Directions for this task: Reproduce word for word the item lines below, starting at the line that contains "- cookie-text: Potřebujeme" and ending at the line that contains "- card-title: DĚTSKÁ". Include both of those lines and nothing else.

Given records:
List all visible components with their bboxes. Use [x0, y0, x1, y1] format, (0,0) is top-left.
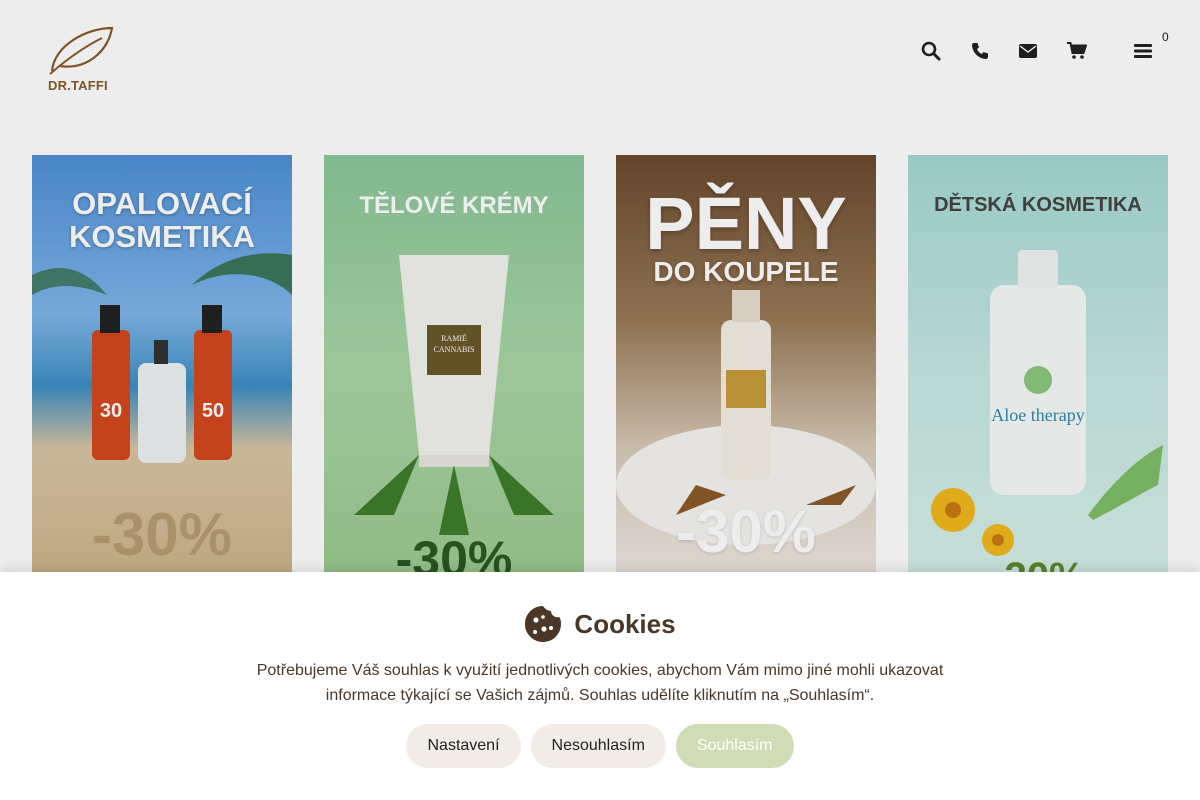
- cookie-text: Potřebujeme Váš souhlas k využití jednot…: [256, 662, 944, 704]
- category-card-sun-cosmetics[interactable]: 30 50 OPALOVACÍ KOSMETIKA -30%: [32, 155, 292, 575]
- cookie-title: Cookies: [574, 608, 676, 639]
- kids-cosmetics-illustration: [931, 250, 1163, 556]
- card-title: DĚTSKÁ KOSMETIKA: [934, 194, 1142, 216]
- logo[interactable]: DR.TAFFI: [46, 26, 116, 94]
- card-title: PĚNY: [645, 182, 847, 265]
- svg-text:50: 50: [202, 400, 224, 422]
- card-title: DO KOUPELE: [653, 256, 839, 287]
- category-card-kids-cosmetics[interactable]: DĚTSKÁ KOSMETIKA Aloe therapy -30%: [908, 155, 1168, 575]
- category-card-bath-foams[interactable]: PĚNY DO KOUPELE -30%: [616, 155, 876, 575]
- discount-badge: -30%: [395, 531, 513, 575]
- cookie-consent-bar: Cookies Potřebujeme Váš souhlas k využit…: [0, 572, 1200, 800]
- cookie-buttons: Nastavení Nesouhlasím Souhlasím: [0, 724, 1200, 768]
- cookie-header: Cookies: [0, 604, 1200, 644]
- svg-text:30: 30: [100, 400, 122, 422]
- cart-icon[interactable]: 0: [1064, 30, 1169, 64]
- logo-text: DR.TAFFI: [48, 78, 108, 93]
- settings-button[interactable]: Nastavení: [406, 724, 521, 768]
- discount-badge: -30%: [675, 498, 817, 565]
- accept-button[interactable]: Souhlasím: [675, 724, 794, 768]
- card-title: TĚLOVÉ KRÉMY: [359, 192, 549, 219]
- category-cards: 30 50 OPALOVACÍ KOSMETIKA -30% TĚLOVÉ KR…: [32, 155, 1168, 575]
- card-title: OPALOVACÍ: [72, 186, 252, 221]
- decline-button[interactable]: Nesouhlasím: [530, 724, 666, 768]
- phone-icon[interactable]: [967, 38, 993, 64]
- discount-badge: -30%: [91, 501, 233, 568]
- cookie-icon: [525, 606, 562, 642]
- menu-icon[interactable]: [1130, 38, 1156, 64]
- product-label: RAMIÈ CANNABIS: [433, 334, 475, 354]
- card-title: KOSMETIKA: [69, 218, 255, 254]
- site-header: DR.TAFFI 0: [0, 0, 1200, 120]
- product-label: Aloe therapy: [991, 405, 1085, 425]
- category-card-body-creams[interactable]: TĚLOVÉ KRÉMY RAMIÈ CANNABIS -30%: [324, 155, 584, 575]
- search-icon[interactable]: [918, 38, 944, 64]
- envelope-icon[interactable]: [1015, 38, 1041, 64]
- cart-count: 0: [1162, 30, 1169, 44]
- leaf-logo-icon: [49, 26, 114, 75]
--
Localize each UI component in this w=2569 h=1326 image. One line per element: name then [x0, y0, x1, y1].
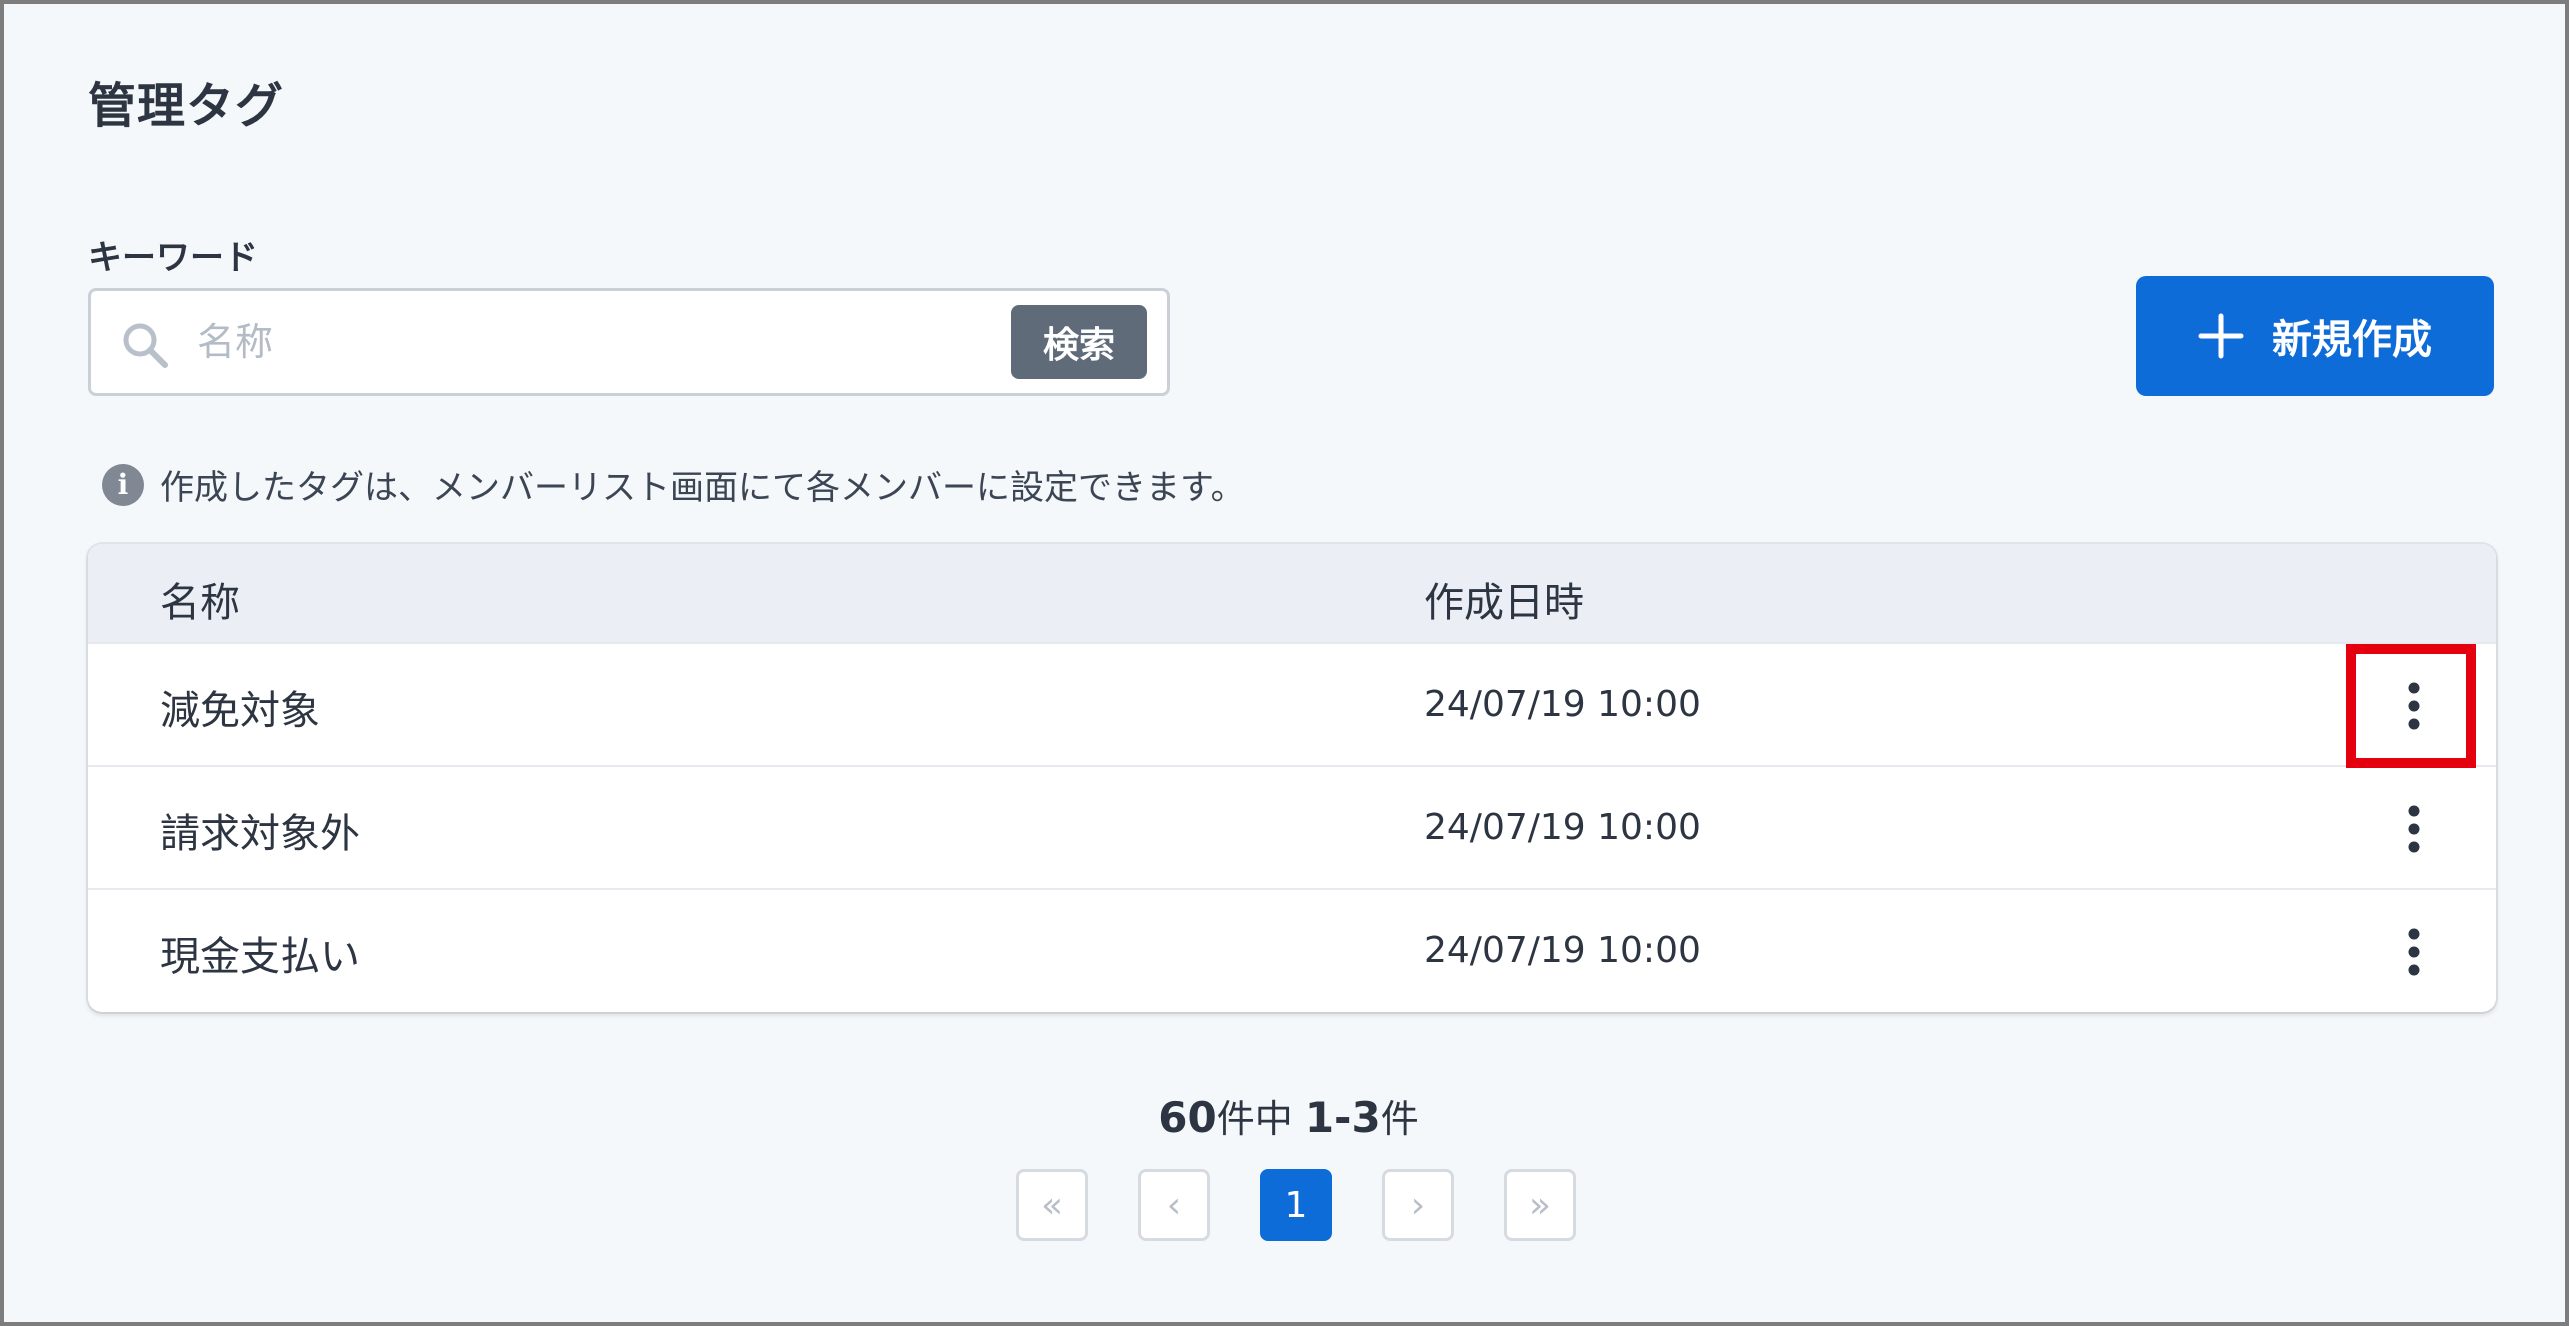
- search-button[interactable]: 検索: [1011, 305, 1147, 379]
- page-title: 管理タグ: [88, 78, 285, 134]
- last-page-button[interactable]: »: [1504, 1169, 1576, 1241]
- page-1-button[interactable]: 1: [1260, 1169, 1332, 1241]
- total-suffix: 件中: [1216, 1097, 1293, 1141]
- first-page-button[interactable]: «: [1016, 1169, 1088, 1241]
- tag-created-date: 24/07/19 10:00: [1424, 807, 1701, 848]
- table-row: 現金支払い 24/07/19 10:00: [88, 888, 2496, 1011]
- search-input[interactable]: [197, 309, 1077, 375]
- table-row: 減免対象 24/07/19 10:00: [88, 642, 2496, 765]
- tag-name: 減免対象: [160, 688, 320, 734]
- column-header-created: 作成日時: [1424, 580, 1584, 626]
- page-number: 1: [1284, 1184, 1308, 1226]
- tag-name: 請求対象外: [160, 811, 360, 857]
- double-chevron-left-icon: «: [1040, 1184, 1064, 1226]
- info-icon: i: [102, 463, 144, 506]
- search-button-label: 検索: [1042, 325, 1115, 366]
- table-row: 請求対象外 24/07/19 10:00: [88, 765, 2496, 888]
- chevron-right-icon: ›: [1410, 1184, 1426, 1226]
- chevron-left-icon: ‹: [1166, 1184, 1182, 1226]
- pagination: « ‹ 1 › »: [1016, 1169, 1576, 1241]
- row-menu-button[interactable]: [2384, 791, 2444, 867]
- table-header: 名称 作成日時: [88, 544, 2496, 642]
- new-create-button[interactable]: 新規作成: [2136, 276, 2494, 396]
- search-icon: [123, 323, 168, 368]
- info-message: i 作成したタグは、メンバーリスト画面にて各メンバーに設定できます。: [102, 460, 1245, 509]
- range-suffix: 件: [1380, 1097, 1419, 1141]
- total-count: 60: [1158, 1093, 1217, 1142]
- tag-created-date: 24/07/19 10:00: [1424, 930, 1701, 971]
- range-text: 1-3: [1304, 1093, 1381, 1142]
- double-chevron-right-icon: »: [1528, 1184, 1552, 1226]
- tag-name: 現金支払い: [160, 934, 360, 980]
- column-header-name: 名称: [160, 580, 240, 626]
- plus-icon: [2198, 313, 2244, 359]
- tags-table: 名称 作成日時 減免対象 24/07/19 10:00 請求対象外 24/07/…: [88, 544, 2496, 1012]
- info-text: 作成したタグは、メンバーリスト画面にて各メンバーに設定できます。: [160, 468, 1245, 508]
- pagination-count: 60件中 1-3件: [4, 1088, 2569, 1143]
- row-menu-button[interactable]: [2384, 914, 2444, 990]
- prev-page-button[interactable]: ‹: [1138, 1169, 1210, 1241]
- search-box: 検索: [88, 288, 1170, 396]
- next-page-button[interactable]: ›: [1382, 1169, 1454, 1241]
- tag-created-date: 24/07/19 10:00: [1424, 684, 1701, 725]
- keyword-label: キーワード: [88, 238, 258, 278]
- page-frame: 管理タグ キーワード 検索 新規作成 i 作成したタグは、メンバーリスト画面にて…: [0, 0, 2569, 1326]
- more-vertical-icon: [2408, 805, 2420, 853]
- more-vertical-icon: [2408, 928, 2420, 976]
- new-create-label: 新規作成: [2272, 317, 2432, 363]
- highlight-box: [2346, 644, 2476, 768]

Written solution:
- cookie-text: Potřebujeme Váš souhlas k využití jednot…: [256, 662, 944, 704]
- category-card-sun-cosmetics[interactable]: 30 50 OPALOVACÍ KOSMETIKA -30%: [32, 155, 292, 575]
- cookie-title: Cookies: [574, 608, 676, 639]
- kids-cosmetics-illustration: [931, 250, 1163, 556]
- card-title: DĚTSKÁ KOSMETIKA: [934, 194, 1142, 216]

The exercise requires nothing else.